_Work required:_
Can you write out all of the material below, word for word?

-- Record extracts start --

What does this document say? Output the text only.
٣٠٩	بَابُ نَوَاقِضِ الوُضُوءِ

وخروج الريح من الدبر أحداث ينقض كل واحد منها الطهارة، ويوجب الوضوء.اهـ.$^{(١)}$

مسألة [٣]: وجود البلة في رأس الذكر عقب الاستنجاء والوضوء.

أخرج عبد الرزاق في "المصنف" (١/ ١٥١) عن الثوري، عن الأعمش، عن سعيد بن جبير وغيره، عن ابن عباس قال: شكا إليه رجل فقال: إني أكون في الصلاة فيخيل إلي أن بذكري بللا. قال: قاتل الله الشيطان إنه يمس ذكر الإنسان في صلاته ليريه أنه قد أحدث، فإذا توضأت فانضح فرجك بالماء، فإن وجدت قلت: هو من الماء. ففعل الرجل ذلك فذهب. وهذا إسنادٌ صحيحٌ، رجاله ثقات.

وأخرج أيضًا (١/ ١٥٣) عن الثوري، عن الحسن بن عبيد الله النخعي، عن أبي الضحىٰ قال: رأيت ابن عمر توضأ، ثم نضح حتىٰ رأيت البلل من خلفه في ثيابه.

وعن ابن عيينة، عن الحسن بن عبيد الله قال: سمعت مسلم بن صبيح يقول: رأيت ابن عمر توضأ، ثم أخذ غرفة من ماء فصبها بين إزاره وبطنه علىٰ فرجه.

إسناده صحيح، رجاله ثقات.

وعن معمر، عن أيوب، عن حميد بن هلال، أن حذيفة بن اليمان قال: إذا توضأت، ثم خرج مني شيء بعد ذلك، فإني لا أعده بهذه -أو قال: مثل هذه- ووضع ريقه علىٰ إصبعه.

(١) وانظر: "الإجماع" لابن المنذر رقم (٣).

-- Record extracts end --

_Reply to the task:_
What does this document say? Output the text only.
٣٠٩	بَابُ نَوَاقِضِ الوُضُوءِ

وخروج الريح من الدبر أحداث ينقض كل واحد منها الطهارة، ويوجب الوضوء.اهـ.$^{(١)}$

مسألة [٣]: وجود البلة في رأس الذكر عقب الاستنجاء والوضوء.

أخرج عبد الرزاق في "المصنف" (١/ ١٥١) عن الثوري، عن الأعمش، عن سعيد بن جبير وغيره، عن ابن عباس قال: شكا إليه رجل فقال: إني أكون في الصلاة فيخيل إلي أن بذكري بللا. قال: قاتل الله الشيطان إنه يمس ذكر الإنسان في صلاته ليريه أنه قد أحدث، فإذا توضأت فانضح فرجك بالماء، فإن وجدت قلت: هو من الماء. ففعل الرجل ذلك فذهب. وهذا إسنادٌ صحيحٌ، رجاله ثقات.

وأخرج أيضًا (١/ ١٥٣) عن الثوري، عن الحسن بن عبيد الله النخعي، عن أبي الضحىٰ قال: رأيت ابن عمر توضأ، ثم نضح حتىٰ رأيت البلل من خلفه في ثيابه.

وعن ابن عيينة، عن الحسن بن عبيد الله قال: سمعت مسلم بن صبيح يقول: رأيت ابن عمر توضأ، ثم أخذ غرفة من ماء فصبها بين إزاره وبطنه علىٰ فرجه.

إسناده صحيح، رجاله ثقات.

وعن معمر، عن أيوب، عن حميد بن هلال، أن حذيفة بن اليمان قال: إذا توضأت، ثم خرج مني شيء بعد ذلك، فإني لا أعده بهذه -أو قال: مثل هذه- ووضع ريقه علىٰ إصبعه.

(١) وانظر: "الإجماع" لابن المنذر رقم (٣).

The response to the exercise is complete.